- OBJECTIVE
In full and without alteration, give the listing again.

**** RECORDS FOR THIS EXERCISE

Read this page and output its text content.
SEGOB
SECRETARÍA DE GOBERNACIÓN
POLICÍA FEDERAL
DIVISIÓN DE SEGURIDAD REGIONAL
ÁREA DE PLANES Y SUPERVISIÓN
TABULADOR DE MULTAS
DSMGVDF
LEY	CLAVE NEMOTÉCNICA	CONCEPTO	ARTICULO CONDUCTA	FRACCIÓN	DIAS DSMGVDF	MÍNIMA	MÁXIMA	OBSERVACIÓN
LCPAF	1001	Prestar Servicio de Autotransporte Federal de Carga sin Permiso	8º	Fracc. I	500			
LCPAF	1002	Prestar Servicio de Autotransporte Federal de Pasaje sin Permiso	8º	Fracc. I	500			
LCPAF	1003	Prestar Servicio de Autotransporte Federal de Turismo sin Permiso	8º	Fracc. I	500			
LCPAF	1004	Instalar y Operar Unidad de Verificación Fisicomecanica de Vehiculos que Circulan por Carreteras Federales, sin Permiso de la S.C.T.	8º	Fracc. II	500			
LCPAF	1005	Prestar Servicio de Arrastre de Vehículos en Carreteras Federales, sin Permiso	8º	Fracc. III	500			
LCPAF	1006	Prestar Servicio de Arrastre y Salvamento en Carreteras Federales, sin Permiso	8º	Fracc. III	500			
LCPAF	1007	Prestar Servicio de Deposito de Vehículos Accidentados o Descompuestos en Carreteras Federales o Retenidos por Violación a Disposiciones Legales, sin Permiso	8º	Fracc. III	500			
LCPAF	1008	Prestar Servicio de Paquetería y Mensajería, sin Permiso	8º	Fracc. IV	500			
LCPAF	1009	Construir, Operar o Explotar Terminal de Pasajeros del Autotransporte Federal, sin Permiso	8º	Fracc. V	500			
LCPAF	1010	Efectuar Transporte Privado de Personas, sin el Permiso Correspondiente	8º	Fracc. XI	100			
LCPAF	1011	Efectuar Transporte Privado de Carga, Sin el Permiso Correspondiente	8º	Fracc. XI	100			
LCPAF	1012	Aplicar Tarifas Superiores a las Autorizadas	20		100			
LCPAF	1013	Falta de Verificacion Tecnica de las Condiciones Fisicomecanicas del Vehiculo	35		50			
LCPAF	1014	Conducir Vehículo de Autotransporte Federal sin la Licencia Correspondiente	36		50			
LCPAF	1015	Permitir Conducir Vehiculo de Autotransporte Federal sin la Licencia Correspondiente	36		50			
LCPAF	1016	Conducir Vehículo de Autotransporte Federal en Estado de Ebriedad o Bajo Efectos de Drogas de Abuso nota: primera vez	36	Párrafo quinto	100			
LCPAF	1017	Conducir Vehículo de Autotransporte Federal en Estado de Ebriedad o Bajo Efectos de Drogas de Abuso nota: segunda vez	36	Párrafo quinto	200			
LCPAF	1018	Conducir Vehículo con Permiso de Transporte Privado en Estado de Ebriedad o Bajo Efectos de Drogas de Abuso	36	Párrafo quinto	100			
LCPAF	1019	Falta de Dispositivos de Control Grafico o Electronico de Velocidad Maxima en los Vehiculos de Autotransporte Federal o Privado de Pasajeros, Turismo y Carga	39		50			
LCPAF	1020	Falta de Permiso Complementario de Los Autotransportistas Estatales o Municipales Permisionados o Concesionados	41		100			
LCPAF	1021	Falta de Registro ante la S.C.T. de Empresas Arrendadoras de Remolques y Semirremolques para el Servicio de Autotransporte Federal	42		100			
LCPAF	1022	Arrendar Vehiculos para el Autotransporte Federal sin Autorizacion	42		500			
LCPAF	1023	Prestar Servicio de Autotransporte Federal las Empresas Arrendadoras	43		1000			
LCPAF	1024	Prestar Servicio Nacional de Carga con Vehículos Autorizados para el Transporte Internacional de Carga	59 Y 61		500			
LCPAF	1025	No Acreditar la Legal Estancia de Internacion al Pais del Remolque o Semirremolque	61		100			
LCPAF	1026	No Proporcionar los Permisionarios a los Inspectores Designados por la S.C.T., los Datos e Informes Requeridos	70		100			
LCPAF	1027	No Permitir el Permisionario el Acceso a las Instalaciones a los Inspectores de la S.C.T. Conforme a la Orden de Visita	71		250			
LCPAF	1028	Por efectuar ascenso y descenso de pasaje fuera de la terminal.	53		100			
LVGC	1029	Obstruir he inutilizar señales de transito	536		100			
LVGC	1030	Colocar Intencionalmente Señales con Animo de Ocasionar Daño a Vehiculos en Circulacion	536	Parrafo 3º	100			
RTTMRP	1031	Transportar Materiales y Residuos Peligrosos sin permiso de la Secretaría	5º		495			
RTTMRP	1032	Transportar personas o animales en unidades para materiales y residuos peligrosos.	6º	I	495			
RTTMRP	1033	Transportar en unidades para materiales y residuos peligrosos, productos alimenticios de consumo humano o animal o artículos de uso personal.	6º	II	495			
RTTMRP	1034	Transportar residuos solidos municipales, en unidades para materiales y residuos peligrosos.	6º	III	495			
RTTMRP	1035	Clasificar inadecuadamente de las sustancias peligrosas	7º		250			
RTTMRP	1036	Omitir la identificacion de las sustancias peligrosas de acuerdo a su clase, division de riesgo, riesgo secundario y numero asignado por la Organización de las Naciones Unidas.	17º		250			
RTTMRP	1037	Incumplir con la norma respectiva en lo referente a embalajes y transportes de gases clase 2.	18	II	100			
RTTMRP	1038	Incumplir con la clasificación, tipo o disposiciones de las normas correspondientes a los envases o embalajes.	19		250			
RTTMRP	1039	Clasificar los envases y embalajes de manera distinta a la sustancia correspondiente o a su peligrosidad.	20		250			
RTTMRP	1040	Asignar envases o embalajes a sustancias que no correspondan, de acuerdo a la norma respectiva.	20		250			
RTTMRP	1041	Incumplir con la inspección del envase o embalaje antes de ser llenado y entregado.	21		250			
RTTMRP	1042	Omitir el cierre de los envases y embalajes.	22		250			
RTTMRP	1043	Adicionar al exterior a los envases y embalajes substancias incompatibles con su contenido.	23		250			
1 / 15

********

- ANSWER FOR THIS EXERCISE
Read this page and output its text content.
SEGOB
SECRETARÍA DE GOBERNACIÓN
POLICÍA FEDERAL
DIVISIÓN DE SEGURIDAD REGIONAL
ÁREA DE PLANES Y SUPERVISIÓN
TABULADOR DE MULTAS
DSMGVDF
LEY	CLAVE NEMOTÉCNICA	CONCEPTO	ARTICULO CONDUCTA	FRACCIÓN	DIAS DSMGVDF	MÍNIMA	MÁXIMA	OBSERVACIÓN
LCPAF	1001	Prestar Servicio de Autotransporte Federal de Carga sin Permiso	8º	Fracc. I	500			
LCPAF	1002	Prestar Servicio de Autotransporte Federal de Pasaje sin Permiso	8º	Fracc. I	500			
LCPAF	1003	Prestar Servicio de Autotransporte Federal de Turismo sin Permiso	8º	Fracc. I	500			
LCPAF	1004	Instalar y Operar Unidad de Verificación Fisicomecanica de Vehiculos que Circulan por Carreteras Federales, sin Permiso de la S.C.T.	8º	Fracc. II	500			
LCPAF	1005	Prestar Servicio de Arrastre de Vehículos en Carreteras Federales, sin Permiso	8º	Fracc. III	500			
LCPAF	1006	Prestar Servicio de Arrastre y Salvamento en Carreteras Federales, sin Permiso	8º	Fracc. III	500			
LCPAF	1007	Prestar Servicio de Deposito de Vehículos Accidentados o Descompuestos en Carreteras Federales o Retenidos por Violación a Disposiciones Legales, sin Permiso	8º	Fracc. III	500			
LCPAF	1008	Prestar Servicio de Paquetería y Mensajería, sin Permiso	8º	Fracc. IV	500			
LCPAF	1009	Construir, Operar o Explotar Terminal de Pasajeros del Autotransporte Federal, sin Permiso	8º	Fracc. V	500			
LCPAF	1010	Efectuar Transporte Privado de Personas, sin el Permiso Correspondiente	8º	Fracc. XI	100			
LCPAF	1011	Efectuar Transporte Privado de Carga, Sin el Permiso Correspondiente	8º	Fracc. XI	100			
LCPAF	1012	Aplicar Tarifas Superiores a las Autorizadas	20		100			
LCPAF	1013	Falta de Verificacion Tecnica de las Condiciones Fisicomecanicas del Vehiculo	35		50			
LCPAF	1014	Conducir Vehículo de Autotransporte Federal sin la Licencia Correspondiente	36		50			
LCPAF	1015	Permitir Conducir Vehiculo de Autotransporte Federal sin la Licencia Correspondiente	36		50			
LCPAF	1016	Conducir Vehículo de Autotransporte Federal en Estado de Ebriedad o Bajo Efectos de Drogas de Abuso nota: primera vez	36	Párrafo quinto	100			
LCPAF	1017	Conducir Vehículo de Autotransporte Federal en Estado de Ebriedad o Bajo Efectos de Drogas de Abuso nota: segunda vez	36	Párrafo quinto	200			
LCPAF	1018	Conducir Vehículo con Permiso de Transporte Privado en Estado de Ebriedad o Bajo Efectos de Drogas de Abuso	36	Párrafo quinto	100			
LCPAF	1019	Falta de Dispositivos de Control Grafico o Electronico de Velocidad Maxima en los Vehiculos de Autotransporte Federal o Privado de Pasajeros, Turismo y Carga	39		50			
LCPAF	1020	Falta de Permiso Complementario de Los Autotransportistas Estatales o Municipales Permisionados o Concesionados	41		100			
LCPAF	1021	Falta de Registro ante la S.C.T. de Empresas Arrendadoras de Remolques y Semirremolques para el Servicio de Autotransporte Federal	42		100			
LCPAF	1022	Arrendar Vehiculos para el Autotransporte Federal sin Autorizacion	42		500			
LCPAF	1023	Prestar Servicio de Autotransporte Federal las Empresas Arrendadoras	43		1000			
LCPAF	1024	Prestar Servicio Nacional de Carga con Vehículos Autorizados para el Transporte Internacional de Carga	59 Y 61		500			
LCPAF	1025	No Acreditar la Legal Estancia de Internacion al Pais del Remolque o Semirremolque	61		100			
LCPAF	1026	No Proporcionar los Permisionarios a los Inspectores Designados por la S.C.T., los Datos e Informes Requeridos	70		100			
LCPAF	1027	No Permitir el Permisionario el Acceso a las Instalaciones a los Inspectores de la S.C.T. Conforme a la Orden de Visita	71		250			
LCPAF	1028	Por efectuar ascenso y descenso de pasaje fuera de la terminal.	53		100			
LVGC	1029	Obstruir he inutilizar señales de transito	536		100			
LVGC	1030	Colocar Intencionalmente Señales con Animo de Ocasionar Daño a Vehiculos en Circulacion	536	Parrafo 3º	100			
RTTMRP	1031	Transportar Materiales y Residuos Peligrosos sin permiso de la Secretaría	5º		495			
RTTMRP	1032	Transportar personas o animales en unidades para materiales y residuos peligrosos.	6º	I	495			
RTTMRP	1033	Transportar en unidades para materiales y residuos peligrosos, productos alimenticios de consumo humano o animal o artículos de uso personal.	6º	II	495			
RTTMRP	1034	Transportar residuos solidos municipales, en unidades para materiales y residuos peligrosos.	6º	III	495			
RTTMRP	1035	Clasificar inadecuadamente de las sustancias peligrosas	7º		250			
RTTMRP	1036	Omitir la identificacion de las sustancias peligrosas de acuerdo a su clase, division de riesgo, riesgo secundario y numero asignado por la Organización de las Naciones Unidas.	17º		250			
RTTMRP	1037	Incumplir con la norma respectiva en lo referente a embalajes y transportes de gases clase 2.	18	II	100			
RTTMRP	1038	Incumplir con la clasificación, tipo o disposiciones de las normas correspondientes a los envases o embalajes.	19		250			
RTTMRP	1039	Clasificar los envases y embalajes de manera distinta a la sustancia correspondiente o a su peligrosidad.	20		250			
RTTMRP	1040	Asignar envases o embalajes a sustancias que no correspondan, de acuerdo a la norma respectiva.	20		250			
RTTMRP	1041	Incumplir con la inspección del envase o embalaje antes de ser llenado y entregado.	21		250			
RTTMRP	1042	Omitir el cierre de los envases y embalajes.	22		250			
RTTMRP	1043	Adicionar al exterior a los envases y embalajes substancias incompatibles con su contenido.	23		250			
1 / 15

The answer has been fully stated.